*GOAL*: Find and copy lines holding "true".

INPUT start

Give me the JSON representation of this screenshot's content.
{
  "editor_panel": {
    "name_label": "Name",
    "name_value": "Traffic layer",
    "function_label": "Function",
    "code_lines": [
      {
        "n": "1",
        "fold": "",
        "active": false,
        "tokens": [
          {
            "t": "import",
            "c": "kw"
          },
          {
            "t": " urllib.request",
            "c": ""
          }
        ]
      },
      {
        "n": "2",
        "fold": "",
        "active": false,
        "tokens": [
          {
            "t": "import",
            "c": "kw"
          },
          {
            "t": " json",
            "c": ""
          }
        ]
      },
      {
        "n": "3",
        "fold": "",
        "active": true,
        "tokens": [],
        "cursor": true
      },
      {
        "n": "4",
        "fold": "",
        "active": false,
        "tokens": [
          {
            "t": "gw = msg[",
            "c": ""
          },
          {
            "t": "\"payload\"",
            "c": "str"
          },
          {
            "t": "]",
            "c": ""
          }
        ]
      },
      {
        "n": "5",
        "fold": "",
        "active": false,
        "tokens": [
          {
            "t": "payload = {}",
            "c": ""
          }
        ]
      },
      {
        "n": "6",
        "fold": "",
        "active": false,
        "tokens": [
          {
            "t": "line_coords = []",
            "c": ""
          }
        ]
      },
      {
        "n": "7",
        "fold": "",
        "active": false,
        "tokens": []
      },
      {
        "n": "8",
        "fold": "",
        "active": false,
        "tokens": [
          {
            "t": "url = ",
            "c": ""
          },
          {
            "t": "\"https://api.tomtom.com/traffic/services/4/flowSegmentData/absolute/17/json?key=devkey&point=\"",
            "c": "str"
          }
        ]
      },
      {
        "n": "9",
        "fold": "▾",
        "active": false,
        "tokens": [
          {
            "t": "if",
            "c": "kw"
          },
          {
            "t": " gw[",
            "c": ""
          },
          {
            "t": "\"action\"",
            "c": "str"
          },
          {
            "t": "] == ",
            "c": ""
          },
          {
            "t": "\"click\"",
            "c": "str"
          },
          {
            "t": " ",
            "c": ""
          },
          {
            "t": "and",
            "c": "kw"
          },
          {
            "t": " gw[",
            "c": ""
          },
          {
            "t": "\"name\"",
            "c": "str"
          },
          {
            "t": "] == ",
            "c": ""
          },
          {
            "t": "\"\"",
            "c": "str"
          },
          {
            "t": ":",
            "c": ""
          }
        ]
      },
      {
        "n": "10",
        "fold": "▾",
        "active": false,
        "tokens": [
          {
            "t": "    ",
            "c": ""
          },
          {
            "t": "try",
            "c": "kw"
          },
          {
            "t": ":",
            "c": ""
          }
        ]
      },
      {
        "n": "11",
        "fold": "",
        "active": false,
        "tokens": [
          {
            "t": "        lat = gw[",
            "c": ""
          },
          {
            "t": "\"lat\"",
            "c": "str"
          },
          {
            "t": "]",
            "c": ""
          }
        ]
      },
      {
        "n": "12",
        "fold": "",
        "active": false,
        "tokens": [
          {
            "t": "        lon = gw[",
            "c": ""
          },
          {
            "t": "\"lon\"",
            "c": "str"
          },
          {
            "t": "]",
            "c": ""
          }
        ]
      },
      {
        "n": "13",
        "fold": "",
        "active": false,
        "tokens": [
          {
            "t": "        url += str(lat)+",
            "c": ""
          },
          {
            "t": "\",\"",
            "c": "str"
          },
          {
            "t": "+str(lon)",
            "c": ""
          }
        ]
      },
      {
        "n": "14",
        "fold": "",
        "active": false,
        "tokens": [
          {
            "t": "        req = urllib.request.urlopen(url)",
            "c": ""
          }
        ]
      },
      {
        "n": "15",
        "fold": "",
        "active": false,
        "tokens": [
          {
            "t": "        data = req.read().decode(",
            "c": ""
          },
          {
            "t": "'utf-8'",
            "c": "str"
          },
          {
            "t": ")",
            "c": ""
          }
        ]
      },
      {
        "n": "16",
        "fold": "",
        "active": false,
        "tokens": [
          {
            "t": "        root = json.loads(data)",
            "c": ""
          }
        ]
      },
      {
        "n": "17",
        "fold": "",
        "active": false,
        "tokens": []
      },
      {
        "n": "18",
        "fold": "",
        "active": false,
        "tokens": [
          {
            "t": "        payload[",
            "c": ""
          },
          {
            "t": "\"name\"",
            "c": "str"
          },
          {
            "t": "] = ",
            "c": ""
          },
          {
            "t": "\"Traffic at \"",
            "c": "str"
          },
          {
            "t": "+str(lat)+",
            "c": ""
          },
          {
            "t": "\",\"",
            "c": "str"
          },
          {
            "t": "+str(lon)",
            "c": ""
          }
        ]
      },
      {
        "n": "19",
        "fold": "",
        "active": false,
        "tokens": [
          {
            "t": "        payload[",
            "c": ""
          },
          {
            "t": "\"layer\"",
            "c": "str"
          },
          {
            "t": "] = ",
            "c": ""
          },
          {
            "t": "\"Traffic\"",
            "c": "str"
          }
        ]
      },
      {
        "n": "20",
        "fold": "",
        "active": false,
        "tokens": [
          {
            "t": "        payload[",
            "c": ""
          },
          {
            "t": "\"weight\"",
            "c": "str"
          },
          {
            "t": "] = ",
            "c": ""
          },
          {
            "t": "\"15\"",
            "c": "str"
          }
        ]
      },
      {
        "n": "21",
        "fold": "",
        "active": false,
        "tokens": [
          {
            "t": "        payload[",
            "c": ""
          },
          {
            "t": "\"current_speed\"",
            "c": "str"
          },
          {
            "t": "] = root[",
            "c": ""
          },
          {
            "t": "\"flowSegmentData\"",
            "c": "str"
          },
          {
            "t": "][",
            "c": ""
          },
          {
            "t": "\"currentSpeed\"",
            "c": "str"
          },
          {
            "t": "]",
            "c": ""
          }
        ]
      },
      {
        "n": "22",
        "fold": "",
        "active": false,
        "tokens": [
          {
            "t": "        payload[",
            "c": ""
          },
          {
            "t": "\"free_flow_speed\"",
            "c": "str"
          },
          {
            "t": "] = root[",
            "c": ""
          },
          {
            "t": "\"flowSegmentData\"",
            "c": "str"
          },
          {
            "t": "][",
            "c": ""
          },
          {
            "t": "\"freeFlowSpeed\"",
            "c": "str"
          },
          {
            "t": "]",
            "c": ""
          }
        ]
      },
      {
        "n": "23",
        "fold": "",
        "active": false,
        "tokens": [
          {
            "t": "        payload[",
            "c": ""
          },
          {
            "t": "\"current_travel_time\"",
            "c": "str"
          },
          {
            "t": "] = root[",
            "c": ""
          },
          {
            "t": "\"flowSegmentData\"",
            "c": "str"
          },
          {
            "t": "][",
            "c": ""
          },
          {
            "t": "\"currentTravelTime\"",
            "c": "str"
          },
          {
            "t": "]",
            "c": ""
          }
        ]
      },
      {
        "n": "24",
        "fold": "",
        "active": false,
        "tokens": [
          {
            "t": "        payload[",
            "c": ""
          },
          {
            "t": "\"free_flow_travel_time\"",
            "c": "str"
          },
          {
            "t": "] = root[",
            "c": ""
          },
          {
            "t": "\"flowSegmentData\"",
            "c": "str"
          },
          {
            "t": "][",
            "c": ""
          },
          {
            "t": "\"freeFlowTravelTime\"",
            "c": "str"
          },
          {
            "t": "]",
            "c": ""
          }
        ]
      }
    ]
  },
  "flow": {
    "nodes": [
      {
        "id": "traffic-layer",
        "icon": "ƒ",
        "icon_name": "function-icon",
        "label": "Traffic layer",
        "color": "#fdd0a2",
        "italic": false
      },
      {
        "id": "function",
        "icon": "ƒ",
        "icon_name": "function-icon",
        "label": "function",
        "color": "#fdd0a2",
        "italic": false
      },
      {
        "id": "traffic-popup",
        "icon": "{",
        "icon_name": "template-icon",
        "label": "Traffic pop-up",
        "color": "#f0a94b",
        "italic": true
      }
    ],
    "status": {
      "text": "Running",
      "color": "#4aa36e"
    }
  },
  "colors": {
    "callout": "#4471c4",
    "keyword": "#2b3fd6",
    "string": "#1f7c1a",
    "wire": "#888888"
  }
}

INPUT end

*PROBLEM SOLUTION*:
        "active": true,
        "cursor": true
        "italic": true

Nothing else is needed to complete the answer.